• _Task objective_: Take the records underneath and set them down exactly.

start Raw data

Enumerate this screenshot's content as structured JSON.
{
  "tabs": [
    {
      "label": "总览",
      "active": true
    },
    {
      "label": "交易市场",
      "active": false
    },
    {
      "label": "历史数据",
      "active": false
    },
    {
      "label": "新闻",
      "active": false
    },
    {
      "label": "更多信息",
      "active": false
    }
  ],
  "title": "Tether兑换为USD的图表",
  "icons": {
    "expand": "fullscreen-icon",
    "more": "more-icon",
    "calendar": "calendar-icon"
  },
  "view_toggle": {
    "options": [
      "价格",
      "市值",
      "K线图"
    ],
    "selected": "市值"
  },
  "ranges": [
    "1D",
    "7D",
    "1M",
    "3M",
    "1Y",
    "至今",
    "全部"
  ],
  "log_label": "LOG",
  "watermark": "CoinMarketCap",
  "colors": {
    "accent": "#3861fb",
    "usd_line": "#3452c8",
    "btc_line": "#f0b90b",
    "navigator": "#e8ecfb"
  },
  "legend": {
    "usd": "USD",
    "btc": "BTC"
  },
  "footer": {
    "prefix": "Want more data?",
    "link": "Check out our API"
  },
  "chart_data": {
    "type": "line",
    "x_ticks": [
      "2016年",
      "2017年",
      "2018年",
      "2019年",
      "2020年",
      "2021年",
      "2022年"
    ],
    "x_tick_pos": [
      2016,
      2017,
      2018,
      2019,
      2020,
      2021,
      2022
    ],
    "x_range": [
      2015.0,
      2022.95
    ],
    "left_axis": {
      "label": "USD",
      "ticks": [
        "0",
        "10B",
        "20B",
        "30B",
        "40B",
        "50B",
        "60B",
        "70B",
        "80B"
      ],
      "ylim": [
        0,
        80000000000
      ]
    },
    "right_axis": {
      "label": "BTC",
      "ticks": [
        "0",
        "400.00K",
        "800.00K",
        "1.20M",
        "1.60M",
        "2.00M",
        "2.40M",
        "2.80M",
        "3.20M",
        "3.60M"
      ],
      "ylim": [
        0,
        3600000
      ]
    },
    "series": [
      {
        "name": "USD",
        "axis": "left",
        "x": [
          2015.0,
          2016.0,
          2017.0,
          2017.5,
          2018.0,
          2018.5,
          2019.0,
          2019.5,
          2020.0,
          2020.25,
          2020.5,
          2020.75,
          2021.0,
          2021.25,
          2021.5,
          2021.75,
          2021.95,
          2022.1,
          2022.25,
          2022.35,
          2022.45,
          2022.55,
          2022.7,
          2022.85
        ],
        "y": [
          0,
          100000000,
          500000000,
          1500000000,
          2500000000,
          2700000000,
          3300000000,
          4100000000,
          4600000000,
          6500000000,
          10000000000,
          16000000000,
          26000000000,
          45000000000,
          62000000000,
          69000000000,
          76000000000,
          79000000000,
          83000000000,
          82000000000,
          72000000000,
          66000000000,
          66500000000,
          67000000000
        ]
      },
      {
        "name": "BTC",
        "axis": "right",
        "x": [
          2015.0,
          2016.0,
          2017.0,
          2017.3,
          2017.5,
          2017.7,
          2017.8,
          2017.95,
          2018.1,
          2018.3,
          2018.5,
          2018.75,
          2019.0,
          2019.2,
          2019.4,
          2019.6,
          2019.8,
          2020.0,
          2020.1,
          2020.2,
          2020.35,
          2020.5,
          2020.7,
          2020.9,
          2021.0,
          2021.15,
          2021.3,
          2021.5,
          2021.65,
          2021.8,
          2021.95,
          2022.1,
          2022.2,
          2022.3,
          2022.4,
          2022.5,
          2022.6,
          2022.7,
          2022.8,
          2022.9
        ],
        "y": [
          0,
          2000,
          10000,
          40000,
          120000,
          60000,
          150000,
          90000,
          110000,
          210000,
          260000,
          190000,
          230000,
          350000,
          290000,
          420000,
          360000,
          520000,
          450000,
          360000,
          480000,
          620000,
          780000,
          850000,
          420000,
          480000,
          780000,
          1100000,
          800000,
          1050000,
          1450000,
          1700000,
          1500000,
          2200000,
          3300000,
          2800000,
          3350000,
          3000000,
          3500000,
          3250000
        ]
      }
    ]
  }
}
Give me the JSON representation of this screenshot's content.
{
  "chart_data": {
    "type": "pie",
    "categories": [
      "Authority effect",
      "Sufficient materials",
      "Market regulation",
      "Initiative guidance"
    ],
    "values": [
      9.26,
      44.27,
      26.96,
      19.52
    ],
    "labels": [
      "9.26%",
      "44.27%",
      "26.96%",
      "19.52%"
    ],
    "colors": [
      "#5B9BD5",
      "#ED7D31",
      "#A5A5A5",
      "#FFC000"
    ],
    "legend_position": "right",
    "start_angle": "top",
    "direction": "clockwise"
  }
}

end Raw data

• _Full answer_:
Enumerate this screenshot's content as structured JSON.
{
  "tabs": [
    {
      "label": "总览",
      "active": true
    },
    {
      "label": "交易市场",
      "active": false
    },
    {
      "label": "历史数据",
      "active": false
    },
    {
      "label": "新闻",
      "active": false
    },
    {
      "label": "更多信息",
      "active": false
    }
  ],
  "title": "Tether兑换为USD的图表",
  "icons": {
    "expand": "fullscreen-icon",
    "more": "more-icon",
    "calendar": "calendar-icon"
  },
  "view_toggle": {
    "options": [
      "价格",
      "市值",
      "K线图"
    ],
    "selected": "市值"
  },
  "ranges": [
    "1D",
    "7D",
    "1M",
    "3M",
    "1Y",
    "至今",
    "全部"
  ],
  "log_label": "LOG",
  "watermark": "CoinMarketCap",
  "colors": {
    "accent": "#3861fb",
    "usd_line": "#3452c8",
    "btc_line": "#f0b90b",
    "navigator": "#e8ecfb"
  },
  "legend": {
    "usd": "USD",
    "btc": "BTC"
  },
  "footer": {
    "prefix": "Want more data?",
    "link": "Check out our API"
  },
  "chart_data": {
    "type": "line",
    "x_ticks": [
      "2016年",
      "2017年",
      "2018年",
      "2019年",
      "2020年",
      "2021年",
      "2022年"
    ],
    "x_tick_pos": [
      2016,
      2017,
      2018,
      2019,
      2020,
      2021,
      2022
    ],
    "x_range": [
      2015.0,
      2022.95
    ],
    "left_axis": {
      "label": "USD",
      "ticks": [
        "0",
        "10B",
        "20B",
        "30B",
        "40B",
        "50B",
        "60B",
        "70B",
        "80B"
      ],
      "ylim": [
        0,
        80000000000
      ]
    },
    "right_axis": {
      "label": "BTC",
      "ticks": [
        "0",
        "400.00K",
        "800.00K",
        "1.20M",
        "1.60M",
        "2.00M",
        "2.40M",
        "2.80M",
        "3.20M",
        "3.60M"
      ],
      "ylim": [
        0,
        3600000
      ]
    },
    "series": [
      {
        "name": "USD",
        "axis": "left",
        "x": [
          2015.0,
          2016.0,
          2017.0,
          2017.5,
          2018.0,
          2018.5,
          2019.0,
          2019.5,
          2020.0,
          2020.25,
          2020.5,
          2020.75,
          2021.0,
          2021.25,
          2021.5,
          2021.75,
          2021.95,
          2022.1,
          2022.25,
          2022.35,
          2022.45,
          2022.55,
          2022.7,
          2022.85
        ],
        "y": [
          0,
          100000000,
          500000000,
          1500000000,
          2500000000,
          2700000000,
          3300000000,
          4100000000,
          4600000000,
          6500000000,
          10000000000,
          16000000000,
          26000000000,
          45000000000,
          62000000000,
          69000000000,
          76000000000,
          79000000000,
          83000000000,
          82000000000,
          72000000000,
          66000000000,
          66500000000,
          67000000000
        ]
      },
      {
        "name": "BTC",
        "axis": "right",
        "x": [
          2015.0,
          2016.0,
          2017.0,
          2017.3,
          2017.5,
          2017.7,
          2017.8,
          2017.95,
          2018.1,
          2018.3,
          2018.5,
          2018.75,
          2019.0,
          2019.2,
          2019.4,
          2019.6,
          2019.8,
          2020.0,
          2020.1,
          2020.2,
          2020.35,
          2020.5,
          2020.7,
          2020.9,
          2021.0,
          2021.15,
          2021.3,
          2021.5,
          2021.65,
          2021.8,
          2021.95,
          2022.1,
          2022.2,
          2022.3,
          2022.4,
          2022.5,
          2022.6,
          2022.7,
          2022.8,
          2022.9
        ],
        "y": [
          0,
          2000,
          10000,
          40000,
          120000,
          60000,
          150000,
          90000,
          110000,
          210000,
          260000,
          190000,
          230000,
          350000,
          290000,
          420000,
          360000,
          520000,
          450000,
          360000,
          480000,
          620000,
          780000,
          850000,
          420000,
          480000,
          780000,
          1100000,
          800000,
          1050000,
          1450000,
          1700000,
          1500000,
          2200000,
          3300000,
          2800000,
          3350000,
          3000000,
          3500000,
          3250000
        ]
      }
    ]
  }
}
Give me the JSON representation of this screenshot's content.
{
  "chart_data": {
    "type": "pie",
    "categories": [
      "Authority effect",
      "Sufficient materials",
      "Market regulation",
      "Initiative guidance"
    ],
    "values": [
      9.26,
      44.27,
      26.96,
      19.52
    ],
    "labels": [
      "9.26%",
      "44.27%",
      "26.96%",
      "19.52%"
    ],
    "colors": [
      "#5B9BD5",
      "#ED7D31",
      "#A5A5A5",
      "#FFC000"
    ],
    "legend_position": "right",
    "start_angle": "top",
    "direction": "clockwise"
  }
}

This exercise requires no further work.